** Requirements **
Count how many lines of the material below have the word "боссом" and give only the number.

* begin Stored rows *

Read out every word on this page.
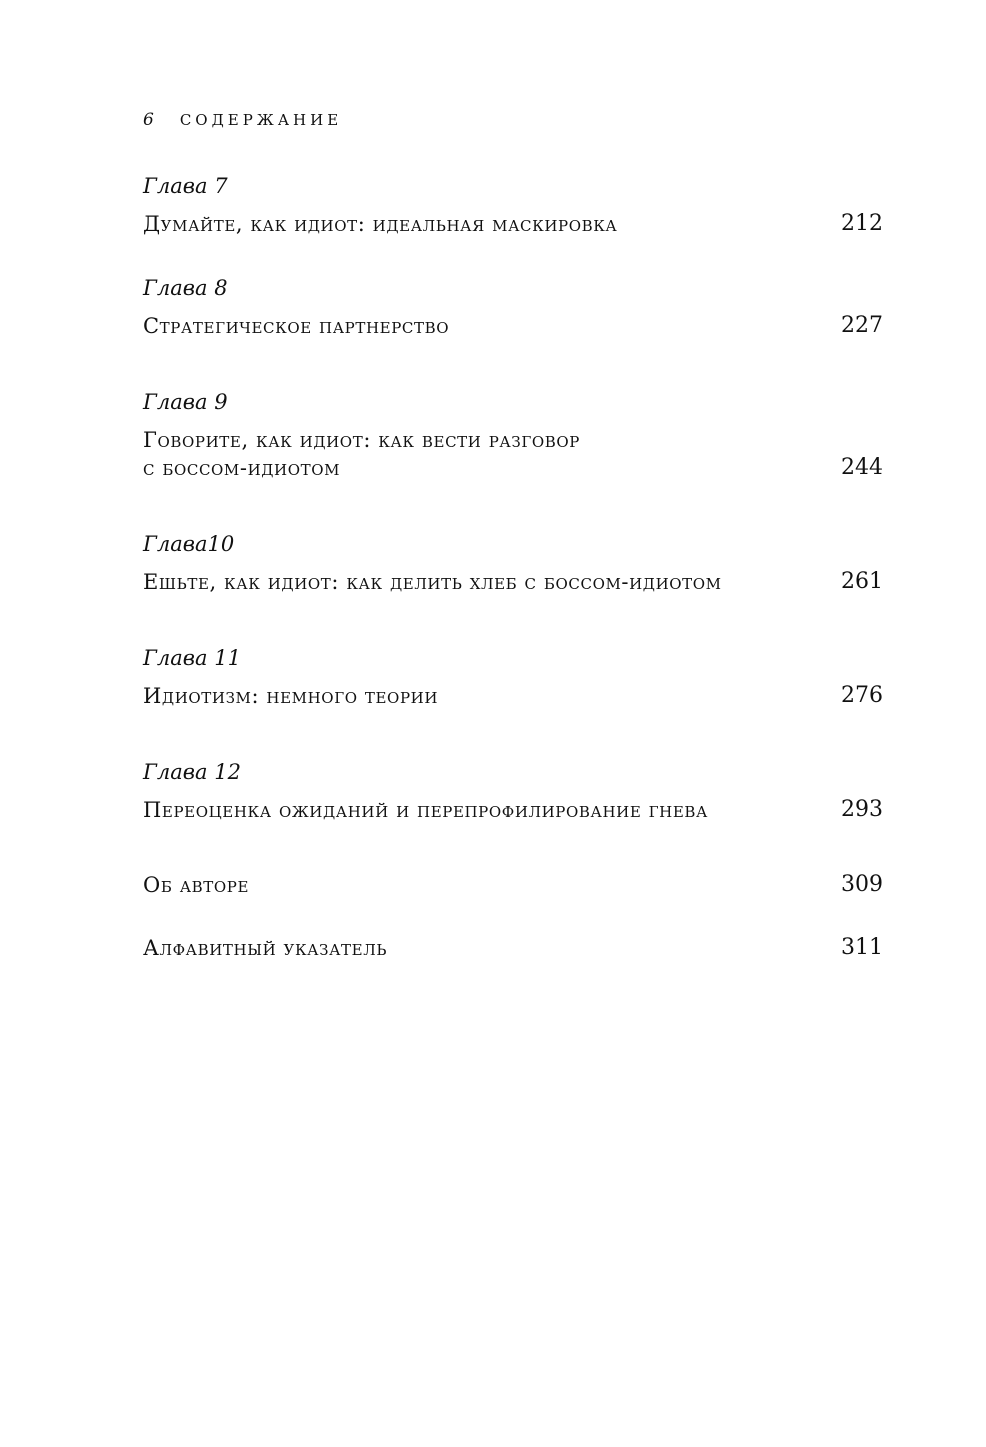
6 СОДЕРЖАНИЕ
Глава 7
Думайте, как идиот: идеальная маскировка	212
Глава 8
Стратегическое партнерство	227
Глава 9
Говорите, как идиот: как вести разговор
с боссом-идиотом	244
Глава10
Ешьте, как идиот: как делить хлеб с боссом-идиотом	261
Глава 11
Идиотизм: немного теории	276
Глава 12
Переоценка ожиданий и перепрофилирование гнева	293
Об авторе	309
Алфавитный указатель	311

* end Stored rows *
* begin Stored rows *

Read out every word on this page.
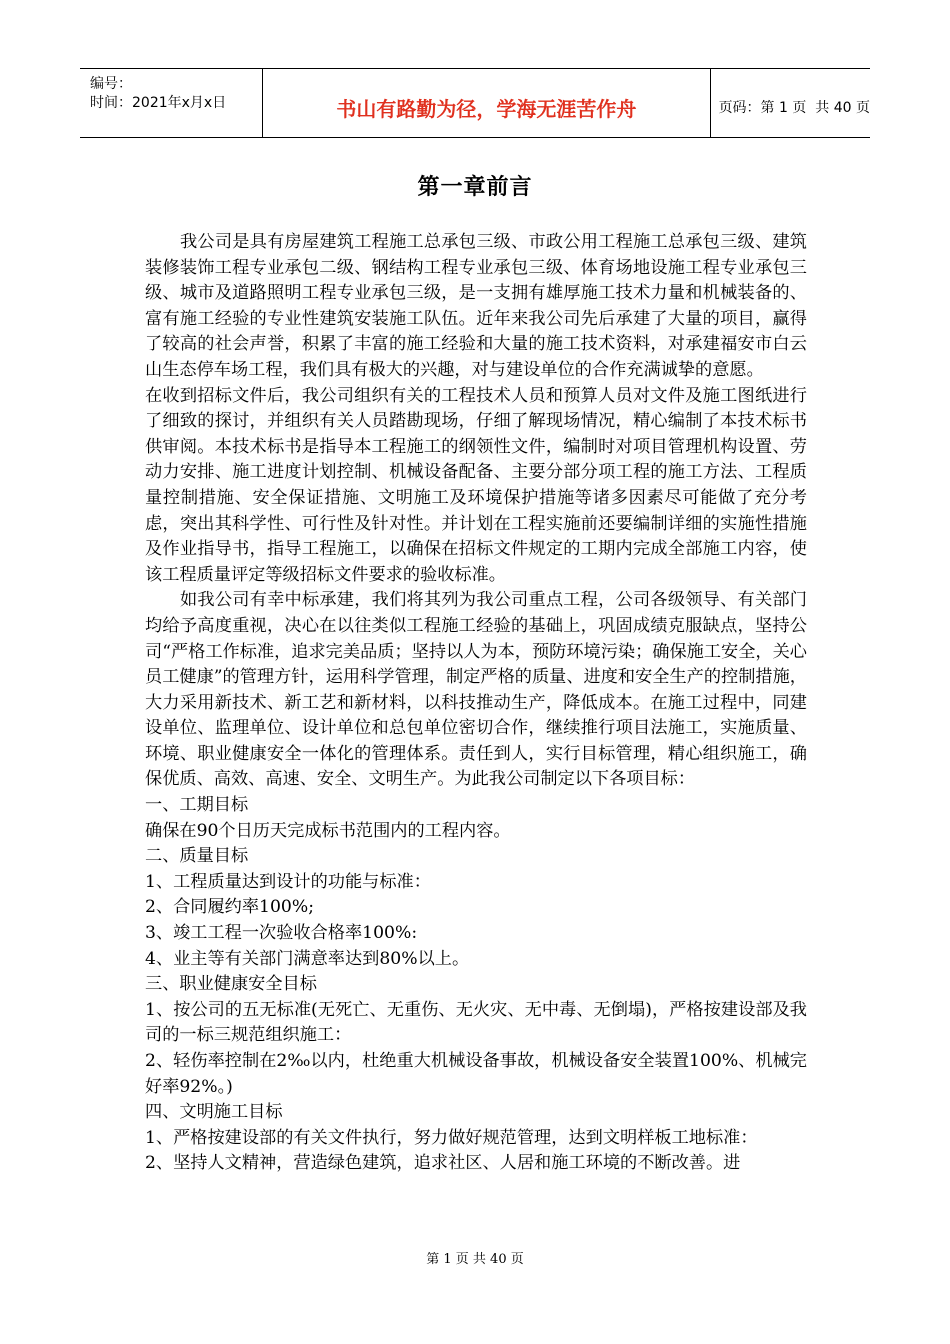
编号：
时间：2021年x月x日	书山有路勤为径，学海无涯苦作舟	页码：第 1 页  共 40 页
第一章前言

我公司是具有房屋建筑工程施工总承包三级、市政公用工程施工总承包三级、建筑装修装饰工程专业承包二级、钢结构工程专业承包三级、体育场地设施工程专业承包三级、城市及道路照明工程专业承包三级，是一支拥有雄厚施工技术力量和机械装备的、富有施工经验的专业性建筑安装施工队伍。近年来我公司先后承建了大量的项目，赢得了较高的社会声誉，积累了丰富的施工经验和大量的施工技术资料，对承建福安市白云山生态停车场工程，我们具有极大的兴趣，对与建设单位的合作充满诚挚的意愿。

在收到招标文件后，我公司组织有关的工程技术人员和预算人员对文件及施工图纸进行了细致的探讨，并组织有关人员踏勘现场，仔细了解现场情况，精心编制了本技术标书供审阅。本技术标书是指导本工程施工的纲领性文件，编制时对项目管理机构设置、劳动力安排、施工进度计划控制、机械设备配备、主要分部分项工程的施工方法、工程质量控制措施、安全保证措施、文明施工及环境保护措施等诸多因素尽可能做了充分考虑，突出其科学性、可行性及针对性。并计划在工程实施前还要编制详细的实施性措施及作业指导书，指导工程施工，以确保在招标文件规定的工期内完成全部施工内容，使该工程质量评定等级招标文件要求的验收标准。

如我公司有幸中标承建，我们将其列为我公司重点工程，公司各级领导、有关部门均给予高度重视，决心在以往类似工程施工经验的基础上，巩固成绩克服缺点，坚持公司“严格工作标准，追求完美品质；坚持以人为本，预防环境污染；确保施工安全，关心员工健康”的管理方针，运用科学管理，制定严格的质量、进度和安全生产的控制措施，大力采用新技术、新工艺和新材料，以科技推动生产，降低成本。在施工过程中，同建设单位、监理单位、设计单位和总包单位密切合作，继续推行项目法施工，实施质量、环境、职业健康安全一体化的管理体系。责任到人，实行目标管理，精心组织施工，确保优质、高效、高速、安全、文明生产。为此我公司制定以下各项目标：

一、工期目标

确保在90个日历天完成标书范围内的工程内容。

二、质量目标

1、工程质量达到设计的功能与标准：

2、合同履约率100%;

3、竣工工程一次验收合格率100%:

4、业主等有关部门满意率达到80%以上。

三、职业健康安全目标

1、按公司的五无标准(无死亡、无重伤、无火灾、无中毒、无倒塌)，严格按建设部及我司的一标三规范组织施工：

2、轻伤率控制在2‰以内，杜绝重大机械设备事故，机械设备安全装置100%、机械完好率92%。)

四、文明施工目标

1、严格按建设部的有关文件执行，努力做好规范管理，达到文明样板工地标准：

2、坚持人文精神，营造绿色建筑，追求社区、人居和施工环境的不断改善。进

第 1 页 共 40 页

* end Stored rows *

** Output of the task **
2